_THE REQUEST_
Filter the lines below, copying only those with the string "Майорское".

_INPUT ROWS_

____________________

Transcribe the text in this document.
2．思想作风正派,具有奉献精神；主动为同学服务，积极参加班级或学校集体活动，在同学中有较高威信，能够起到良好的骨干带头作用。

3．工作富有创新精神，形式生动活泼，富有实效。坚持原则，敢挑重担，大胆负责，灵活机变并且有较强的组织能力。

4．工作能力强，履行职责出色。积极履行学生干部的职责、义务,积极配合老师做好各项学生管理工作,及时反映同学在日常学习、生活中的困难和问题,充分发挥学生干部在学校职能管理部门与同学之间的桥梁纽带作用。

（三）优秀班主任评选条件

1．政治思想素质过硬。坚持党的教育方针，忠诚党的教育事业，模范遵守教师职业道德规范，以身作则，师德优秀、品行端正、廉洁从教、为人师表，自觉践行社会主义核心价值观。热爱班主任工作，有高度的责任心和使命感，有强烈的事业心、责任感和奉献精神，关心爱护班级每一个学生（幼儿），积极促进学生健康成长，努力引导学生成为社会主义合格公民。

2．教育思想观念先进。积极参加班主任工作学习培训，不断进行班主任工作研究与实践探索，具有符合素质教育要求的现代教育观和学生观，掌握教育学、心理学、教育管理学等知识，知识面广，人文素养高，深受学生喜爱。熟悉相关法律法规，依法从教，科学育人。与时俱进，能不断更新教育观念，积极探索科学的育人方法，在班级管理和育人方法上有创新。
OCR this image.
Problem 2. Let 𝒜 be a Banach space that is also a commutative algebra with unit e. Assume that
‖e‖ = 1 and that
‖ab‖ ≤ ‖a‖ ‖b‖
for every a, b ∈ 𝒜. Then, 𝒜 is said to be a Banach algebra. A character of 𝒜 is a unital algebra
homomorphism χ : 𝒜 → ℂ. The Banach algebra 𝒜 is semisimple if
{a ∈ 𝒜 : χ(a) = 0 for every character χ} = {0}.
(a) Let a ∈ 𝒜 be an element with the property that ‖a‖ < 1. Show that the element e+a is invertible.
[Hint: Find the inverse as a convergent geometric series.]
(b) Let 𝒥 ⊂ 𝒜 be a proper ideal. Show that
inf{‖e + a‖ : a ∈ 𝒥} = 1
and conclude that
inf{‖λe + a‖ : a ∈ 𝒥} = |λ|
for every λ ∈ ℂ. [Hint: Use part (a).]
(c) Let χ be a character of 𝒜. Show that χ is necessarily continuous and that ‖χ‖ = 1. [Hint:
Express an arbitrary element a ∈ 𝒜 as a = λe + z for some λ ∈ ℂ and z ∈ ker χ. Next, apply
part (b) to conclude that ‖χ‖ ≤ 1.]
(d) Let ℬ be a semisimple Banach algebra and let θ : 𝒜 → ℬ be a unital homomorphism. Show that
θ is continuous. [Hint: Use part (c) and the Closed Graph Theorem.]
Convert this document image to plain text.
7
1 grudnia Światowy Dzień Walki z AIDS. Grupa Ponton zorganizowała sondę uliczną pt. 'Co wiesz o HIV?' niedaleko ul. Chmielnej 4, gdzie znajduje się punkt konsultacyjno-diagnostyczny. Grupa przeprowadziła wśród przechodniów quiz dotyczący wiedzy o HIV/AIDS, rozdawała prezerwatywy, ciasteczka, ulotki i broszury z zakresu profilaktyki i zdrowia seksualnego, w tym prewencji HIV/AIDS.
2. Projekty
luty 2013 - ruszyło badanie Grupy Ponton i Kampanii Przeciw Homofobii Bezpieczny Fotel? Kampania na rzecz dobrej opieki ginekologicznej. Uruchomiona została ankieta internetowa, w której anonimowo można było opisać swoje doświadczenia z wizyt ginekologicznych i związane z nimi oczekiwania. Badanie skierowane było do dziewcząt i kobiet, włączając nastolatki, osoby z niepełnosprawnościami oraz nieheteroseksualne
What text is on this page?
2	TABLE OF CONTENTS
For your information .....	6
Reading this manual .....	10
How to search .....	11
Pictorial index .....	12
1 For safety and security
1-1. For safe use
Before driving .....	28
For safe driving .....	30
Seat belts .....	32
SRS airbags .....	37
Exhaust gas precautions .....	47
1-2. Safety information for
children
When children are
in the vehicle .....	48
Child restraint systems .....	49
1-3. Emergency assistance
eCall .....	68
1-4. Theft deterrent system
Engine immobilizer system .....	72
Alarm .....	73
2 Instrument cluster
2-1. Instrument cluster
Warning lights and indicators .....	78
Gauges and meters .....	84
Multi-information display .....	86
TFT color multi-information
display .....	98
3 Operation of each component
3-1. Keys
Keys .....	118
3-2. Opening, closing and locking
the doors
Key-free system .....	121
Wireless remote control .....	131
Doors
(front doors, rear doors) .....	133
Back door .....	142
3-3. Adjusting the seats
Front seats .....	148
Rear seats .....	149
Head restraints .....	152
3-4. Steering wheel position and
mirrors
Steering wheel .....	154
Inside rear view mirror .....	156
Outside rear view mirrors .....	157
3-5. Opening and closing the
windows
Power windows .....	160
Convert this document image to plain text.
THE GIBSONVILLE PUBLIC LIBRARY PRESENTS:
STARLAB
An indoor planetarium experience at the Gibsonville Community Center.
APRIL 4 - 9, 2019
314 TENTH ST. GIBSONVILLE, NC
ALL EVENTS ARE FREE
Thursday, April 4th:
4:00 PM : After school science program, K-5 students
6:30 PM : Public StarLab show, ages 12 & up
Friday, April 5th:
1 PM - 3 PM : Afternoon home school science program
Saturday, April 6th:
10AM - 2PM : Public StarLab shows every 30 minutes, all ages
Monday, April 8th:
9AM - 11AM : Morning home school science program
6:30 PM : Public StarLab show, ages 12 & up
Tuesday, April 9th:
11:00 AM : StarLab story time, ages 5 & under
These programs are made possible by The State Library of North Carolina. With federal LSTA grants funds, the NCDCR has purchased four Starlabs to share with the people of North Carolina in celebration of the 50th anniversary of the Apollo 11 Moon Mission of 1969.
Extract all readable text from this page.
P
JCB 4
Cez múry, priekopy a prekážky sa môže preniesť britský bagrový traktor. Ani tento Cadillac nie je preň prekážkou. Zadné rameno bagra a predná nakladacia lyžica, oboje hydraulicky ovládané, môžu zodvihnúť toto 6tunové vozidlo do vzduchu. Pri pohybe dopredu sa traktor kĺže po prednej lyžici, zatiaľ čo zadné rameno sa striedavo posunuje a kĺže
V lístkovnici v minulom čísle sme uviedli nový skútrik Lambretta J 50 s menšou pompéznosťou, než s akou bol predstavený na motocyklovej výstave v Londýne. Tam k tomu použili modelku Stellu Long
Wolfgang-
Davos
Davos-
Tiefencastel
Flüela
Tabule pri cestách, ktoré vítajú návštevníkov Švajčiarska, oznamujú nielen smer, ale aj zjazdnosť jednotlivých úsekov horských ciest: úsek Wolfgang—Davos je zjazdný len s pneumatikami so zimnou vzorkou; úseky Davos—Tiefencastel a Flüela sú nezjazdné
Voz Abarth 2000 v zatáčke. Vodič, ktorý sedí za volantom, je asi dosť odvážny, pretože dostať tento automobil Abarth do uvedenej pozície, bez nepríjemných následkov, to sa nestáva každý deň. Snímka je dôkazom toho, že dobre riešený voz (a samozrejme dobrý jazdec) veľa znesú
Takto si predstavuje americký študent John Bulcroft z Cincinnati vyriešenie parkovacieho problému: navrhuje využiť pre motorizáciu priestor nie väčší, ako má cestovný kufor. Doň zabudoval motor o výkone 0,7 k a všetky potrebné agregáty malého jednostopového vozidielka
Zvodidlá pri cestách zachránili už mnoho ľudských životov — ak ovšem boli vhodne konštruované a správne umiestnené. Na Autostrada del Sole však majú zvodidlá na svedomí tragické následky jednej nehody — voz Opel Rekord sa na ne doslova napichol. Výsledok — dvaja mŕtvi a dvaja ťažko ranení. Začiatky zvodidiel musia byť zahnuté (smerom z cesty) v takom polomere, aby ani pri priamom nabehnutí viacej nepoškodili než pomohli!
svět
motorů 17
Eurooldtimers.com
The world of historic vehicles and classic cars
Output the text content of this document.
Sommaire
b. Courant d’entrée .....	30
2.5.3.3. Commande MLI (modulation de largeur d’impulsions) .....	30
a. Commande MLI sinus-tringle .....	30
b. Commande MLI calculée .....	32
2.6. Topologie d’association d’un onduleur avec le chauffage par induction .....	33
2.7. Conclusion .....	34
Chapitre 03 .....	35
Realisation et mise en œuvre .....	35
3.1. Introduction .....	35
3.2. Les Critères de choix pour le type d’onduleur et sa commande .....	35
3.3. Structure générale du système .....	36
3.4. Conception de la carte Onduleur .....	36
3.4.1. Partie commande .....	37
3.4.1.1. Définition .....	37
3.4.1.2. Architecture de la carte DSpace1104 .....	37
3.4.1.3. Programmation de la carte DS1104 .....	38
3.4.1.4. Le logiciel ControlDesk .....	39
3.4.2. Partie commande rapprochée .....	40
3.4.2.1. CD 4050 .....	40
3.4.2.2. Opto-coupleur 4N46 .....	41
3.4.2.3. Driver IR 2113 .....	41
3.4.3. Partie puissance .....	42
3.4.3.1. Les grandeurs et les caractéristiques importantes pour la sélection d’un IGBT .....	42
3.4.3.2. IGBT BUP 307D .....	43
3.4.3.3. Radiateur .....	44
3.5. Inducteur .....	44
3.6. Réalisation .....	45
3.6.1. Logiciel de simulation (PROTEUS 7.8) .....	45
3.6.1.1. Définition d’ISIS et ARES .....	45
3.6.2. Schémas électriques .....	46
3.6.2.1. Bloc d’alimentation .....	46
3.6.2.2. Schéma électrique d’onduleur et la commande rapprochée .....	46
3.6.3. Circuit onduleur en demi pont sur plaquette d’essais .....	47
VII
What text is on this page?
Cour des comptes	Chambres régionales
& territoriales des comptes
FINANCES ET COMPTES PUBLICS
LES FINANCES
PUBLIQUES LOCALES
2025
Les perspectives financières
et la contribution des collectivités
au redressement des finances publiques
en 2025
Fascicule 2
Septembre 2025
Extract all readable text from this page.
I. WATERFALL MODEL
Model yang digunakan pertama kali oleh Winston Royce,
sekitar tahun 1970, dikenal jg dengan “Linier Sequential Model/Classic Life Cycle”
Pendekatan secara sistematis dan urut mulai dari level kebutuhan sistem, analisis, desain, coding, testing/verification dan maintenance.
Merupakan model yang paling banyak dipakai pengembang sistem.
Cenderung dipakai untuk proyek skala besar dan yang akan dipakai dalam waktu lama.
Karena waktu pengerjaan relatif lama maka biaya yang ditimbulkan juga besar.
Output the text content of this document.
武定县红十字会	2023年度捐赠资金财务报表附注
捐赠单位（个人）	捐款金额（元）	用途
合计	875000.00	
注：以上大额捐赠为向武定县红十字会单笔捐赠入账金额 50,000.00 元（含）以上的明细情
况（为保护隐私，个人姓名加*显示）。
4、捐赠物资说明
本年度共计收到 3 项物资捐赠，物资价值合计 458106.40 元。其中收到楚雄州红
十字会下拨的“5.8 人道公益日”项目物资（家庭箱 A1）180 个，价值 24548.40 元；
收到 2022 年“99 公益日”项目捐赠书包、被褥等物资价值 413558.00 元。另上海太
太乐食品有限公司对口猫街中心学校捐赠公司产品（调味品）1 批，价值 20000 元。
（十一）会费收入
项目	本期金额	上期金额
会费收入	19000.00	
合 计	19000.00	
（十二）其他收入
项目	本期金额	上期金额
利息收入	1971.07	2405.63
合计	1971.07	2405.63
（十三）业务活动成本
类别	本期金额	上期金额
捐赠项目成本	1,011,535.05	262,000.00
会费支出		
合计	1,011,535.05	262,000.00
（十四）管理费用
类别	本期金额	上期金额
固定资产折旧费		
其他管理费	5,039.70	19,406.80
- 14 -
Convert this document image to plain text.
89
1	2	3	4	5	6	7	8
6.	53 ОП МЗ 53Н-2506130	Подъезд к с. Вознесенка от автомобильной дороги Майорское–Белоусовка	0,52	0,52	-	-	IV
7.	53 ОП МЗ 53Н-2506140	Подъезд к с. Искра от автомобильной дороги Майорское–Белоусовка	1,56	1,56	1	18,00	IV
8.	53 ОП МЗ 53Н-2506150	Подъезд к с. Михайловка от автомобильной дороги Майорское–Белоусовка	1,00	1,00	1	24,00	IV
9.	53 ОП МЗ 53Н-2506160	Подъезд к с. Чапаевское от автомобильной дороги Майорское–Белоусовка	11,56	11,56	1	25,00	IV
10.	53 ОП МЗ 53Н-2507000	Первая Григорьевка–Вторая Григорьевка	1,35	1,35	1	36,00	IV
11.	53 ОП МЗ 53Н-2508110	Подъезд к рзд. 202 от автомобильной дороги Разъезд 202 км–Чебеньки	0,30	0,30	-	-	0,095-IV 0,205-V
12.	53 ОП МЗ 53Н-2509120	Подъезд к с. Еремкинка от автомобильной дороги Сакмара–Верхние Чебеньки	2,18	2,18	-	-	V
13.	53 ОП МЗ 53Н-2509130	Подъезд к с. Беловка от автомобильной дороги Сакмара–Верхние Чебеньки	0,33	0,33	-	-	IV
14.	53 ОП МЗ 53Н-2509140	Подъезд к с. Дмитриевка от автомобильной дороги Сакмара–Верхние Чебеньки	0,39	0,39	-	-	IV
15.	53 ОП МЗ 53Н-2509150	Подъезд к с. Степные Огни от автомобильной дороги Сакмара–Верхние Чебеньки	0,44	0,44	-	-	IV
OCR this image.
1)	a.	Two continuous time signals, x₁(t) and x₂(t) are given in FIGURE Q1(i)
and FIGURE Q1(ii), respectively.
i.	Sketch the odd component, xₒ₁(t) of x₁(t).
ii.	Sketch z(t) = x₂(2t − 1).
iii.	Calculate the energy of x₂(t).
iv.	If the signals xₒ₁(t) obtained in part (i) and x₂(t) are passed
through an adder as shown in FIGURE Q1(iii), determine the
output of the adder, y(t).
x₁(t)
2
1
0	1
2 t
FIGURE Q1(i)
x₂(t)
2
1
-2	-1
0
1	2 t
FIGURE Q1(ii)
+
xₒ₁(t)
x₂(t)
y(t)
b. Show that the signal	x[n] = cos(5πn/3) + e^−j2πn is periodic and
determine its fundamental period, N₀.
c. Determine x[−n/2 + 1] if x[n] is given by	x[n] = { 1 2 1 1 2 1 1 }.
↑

____________________

_TASK ANSWER_
6.	53 ОП МЗ 53Н-2506130	Подъезд к с. Вознесенка от автомобильной дороги Майорское–Белоусовка	0,52	0,52	-	-	IV
7.	53 ОП МЗ 53Н-2506140	Подъезд к с. Искра от автомобильной дороги Майорское–Белоусовка	1,56	1,56	1	18,00	IV
8.	53 ОП МЗ 53Н-2506150	Подъезд к с. Михайловка от автомобильной дороги Майорское–Белоусовка	1,00	1,00	1	24,00	IV
9.	53 ОП МЗ 53Н-2506160	Подъезд к с. Чапаевское от автомобильной дороги Майорское–Белоусовка	11,56	11,56	1	25,00	IV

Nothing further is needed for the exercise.